[Stored entries]
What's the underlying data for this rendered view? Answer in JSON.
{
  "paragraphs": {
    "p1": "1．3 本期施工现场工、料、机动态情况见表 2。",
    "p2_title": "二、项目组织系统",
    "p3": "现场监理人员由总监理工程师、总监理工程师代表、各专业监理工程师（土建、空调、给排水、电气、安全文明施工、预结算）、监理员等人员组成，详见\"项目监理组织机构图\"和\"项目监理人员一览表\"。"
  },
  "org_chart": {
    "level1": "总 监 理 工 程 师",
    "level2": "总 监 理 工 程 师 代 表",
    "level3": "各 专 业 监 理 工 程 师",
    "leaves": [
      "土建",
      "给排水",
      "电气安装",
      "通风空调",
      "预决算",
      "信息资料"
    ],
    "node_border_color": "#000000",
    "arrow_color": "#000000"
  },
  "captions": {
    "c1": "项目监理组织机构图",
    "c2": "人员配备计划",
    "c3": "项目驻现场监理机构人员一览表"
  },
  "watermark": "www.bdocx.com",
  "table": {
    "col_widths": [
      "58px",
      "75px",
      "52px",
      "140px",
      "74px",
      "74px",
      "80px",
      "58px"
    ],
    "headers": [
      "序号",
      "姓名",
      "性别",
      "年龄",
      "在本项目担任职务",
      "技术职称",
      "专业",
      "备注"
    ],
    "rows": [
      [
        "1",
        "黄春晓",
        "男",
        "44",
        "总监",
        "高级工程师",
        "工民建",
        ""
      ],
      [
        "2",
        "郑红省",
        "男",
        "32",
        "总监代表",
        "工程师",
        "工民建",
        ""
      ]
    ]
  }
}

■ **Task to carry out**:
Transcribe the data above in full, exactly.

■ **Solution to the problem**:
What's the underlying data for this rendered view? Answer in JSON.
{
  "paragraphs": {
    "p1": "1．3 本期施工现场工、料、机动态情况见表 2。",
    "p2_title": "二、项目组织系统",
    "p3": "现场监理人员由总监理工程师、总监理工程师代表、各专业监理工程师（土建、空调、给排水、电气、安全文明施工、预结算）、监理员等人员组成，详见\"项目监理组织机构图\"和\"项目监理人员一览表\"。"
  },
  "org_chart": {
    "level1": "总 监 理 工 程 师",
    "level2": "总 监 理 工 程 师 代 表",
    "level3": "各 专 业 监 理 工 程 师",
    "leaves": [
      "土建",
      "给排水",
      "电气安装",
      "通风空调",
      "预决算",
      "信息资料"
    ],
    "node_border_color": "#000000",
    "arrow_color": "#000000"
  },
  "captions": {
    "c1": "项目监理组织机构图",
    "c2": "人员配备计划",
    "c3": "项目驻现场监理机构人员一览表"
  },
  "watermark": "www.bdocx.com",
  "table": {
    "col_widths": [
      "58px",
      "75px",
      "52px",
      "140px",
      "74px",
      "74px",
      "80px",
      "58px"
    ],
    "headers": [
      "序号",
      "姓名",
      "性别",
      "年龄",
      "在本项目担任职务",
      "技术职称",
      "专业",
      "备注"
    ],
    "rows": [
      [
        "1",
        "黄春晓",
        "男",
        "44",
        "总监",
        "高级工程师",
        "工民建",
        ""
      ],
      [
        "2",
        "郑红省",
        "男",
        "32",
        "总监代表",
        "工程师",
        "工民建",
        ""
      ]
    ]
  }
}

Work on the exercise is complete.